____ SELECTED EXCERPT
8 Do’s And Don’ts To Be Unforgettable To Him On First Date

by George Frewat

Do you dread going on first dates? You’re not alone. It’s a common issue, and so many women have a tough time connecting with men on first dates or turning those first dates into second and third dates.

I know the frustration. Let’s talk about some do’s and don’ts to be unforgettable on a first date with a guy.

This is a common pain point for many women. If you’ve been dating for any length of time, as well as I do, dates fall into two basic categories. You have unforgettable dates.

What do those feel like? It’s where the chemistry is just palpable between you and the person you’re out with. You feel that connection. You feel understood by him.

Everything flows so easily. You just really feel it, not just in your head, but in your heart and body. There’s that electricity between you.

The experience leaves a lasting impression on you, often leading to many more dates and, potentially, a relationship. Then you have other dates where you don’t really remember how they went or what happened to them because they were so forgettable.

We want to avoid falling into that category, especially when we’re going out with guys we like and want to make a great impression on.

In the post, we’re going to talk about eight do’s and don’ts that will help you be unforgettable as a man for all the right reasons.

If you follow these eight do’s and don’ts, you’ll be someone challenging him to get out of his mind and whom he wants to and craves to spend more time with.
________
▶ [WRITTEN TASK 1]:
Pull out every line of the rows that contains the string "enclos", matching its case exactly.
____ DATASET CONTENT
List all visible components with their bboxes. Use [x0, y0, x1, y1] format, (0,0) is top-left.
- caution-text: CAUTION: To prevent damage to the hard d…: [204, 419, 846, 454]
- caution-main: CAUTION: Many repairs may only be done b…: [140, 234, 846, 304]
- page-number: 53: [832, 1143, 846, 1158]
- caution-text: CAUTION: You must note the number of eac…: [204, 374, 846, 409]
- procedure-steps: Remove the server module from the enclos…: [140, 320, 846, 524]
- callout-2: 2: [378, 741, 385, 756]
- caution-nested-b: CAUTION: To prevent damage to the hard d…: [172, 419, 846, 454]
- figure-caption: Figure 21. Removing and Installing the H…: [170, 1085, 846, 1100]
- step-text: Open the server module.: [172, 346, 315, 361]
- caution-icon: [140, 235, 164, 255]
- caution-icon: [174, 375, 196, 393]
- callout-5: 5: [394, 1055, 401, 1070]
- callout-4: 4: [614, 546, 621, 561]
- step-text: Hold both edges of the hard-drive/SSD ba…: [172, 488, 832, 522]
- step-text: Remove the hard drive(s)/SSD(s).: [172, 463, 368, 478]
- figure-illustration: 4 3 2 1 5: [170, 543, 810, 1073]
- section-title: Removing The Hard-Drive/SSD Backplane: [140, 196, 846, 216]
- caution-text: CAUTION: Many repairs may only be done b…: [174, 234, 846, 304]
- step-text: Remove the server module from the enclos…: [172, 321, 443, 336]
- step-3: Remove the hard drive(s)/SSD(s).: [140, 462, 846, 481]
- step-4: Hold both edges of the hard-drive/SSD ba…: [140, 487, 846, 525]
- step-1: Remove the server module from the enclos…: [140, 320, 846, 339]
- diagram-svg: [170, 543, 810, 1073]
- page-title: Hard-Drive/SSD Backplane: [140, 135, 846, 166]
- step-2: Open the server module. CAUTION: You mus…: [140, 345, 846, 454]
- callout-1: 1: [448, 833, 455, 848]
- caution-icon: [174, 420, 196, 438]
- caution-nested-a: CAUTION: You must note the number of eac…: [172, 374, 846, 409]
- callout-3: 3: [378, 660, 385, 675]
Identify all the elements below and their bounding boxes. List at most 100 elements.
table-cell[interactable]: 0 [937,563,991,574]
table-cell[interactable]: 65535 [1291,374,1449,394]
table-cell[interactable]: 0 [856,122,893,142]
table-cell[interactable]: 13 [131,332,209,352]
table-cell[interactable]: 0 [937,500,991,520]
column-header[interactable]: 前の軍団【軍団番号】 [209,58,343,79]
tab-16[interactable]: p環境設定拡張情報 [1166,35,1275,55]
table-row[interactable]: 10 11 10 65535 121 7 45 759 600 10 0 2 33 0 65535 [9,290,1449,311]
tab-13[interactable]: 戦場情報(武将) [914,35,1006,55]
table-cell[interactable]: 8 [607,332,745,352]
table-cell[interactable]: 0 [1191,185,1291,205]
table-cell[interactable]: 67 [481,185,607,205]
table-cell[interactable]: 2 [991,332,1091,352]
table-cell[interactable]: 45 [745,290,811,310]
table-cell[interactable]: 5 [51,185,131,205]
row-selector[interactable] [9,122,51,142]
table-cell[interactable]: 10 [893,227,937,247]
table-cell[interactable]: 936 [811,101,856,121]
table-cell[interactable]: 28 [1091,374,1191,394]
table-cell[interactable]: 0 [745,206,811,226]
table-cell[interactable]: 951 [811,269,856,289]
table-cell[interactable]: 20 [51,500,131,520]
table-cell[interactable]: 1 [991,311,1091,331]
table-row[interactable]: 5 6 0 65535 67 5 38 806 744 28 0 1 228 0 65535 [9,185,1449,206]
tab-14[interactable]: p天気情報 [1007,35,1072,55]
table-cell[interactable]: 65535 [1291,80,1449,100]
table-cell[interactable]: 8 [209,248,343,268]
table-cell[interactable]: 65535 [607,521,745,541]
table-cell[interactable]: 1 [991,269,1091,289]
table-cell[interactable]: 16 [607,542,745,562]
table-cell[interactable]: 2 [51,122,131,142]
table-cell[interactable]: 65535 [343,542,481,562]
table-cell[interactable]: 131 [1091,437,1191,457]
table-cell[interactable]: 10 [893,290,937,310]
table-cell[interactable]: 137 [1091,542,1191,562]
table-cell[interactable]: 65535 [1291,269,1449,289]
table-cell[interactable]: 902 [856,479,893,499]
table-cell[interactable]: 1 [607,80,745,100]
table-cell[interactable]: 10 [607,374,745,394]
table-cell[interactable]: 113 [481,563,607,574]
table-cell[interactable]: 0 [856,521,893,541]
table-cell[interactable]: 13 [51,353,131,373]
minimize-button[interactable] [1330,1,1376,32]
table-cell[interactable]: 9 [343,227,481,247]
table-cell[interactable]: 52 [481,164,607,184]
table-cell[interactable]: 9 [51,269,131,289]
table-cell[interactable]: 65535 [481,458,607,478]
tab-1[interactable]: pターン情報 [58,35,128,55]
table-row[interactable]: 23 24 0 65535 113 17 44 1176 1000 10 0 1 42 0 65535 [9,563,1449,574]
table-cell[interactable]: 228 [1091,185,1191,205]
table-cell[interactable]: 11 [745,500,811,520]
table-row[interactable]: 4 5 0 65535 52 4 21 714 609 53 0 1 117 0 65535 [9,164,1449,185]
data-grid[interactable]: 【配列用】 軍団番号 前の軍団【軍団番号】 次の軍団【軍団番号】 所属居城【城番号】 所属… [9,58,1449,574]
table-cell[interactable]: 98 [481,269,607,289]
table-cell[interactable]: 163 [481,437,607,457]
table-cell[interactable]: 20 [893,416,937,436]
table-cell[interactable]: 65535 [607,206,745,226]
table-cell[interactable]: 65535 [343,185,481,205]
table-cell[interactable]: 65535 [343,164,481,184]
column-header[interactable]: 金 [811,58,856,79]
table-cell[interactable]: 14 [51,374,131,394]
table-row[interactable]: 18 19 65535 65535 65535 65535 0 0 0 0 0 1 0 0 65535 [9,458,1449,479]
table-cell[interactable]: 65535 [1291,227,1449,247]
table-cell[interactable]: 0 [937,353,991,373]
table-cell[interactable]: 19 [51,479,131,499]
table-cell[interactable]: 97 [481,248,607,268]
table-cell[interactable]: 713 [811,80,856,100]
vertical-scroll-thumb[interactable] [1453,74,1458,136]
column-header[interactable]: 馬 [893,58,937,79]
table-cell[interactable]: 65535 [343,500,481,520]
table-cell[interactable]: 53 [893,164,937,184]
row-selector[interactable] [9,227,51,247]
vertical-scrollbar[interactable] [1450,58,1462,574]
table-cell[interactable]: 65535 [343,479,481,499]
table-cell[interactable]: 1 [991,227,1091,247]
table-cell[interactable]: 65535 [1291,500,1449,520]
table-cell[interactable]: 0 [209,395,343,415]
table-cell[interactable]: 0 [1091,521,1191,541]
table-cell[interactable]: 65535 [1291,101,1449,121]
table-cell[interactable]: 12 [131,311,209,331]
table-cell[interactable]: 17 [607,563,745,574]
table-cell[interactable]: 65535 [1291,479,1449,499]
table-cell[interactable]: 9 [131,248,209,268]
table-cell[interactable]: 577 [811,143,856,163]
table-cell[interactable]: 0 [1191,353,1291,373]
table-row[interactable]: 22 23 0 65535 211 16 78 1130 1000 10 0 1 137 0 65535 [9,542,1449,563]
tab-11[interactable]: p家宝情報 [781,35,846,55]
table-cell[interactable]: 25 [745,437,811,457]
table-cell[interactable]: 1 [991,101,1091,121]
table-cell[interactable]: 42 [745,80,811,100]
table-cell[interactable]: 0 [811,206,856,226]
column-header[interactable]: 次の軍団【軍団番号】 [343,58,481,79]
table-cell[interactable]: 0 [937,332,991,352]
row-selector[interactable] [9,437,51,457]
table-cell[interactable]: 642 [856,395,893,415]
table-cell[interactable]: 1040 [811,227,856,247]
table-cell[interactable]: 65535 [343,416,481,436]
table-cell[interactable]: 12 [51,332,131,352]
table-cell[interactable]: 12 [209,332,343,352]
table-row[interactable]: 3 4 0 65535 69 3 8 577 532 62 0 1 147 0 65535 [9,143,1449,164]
________
▶ [WRITTEN TASK 2]:
Output the passage of the first-date post from "This is a common" up to and including "great impression on.", word for word.

▶ [FULL OUTPUT 1]:
- procedure-steps: Remove the server module from the enclos…: [140, 320, 846, 524]
- step-text: Remove the server module from the enclos…: [172, 321, 443, 336]
- step-1: Remove the server module from the enclos…: [140, 320, 846, 339]

▶ [FULL OUTPUT 2]:
This is a common pain point for many women. If you’ve been dating for any length of time, as well as I do, dates fall into two basic categories. You have unforgettable dates.

What do those feel like? It’s where the chemistry is just palpable between you and the person you’re out with. You feel that connection. You feel understood by him.

Everything flows so easily. You just really feel it, not just in your head, but in your heart and body. There’s that electricity between you.

The experience leaves a lasting impression on you, often leading to many more dates and, potentially, a relationship. Then you have other dates where you don’t really remember how they went or what happened to them because they were so forgettable.

We want to avoid falling into that category, especially when we’re going out with guys we like and want to make a great impression on.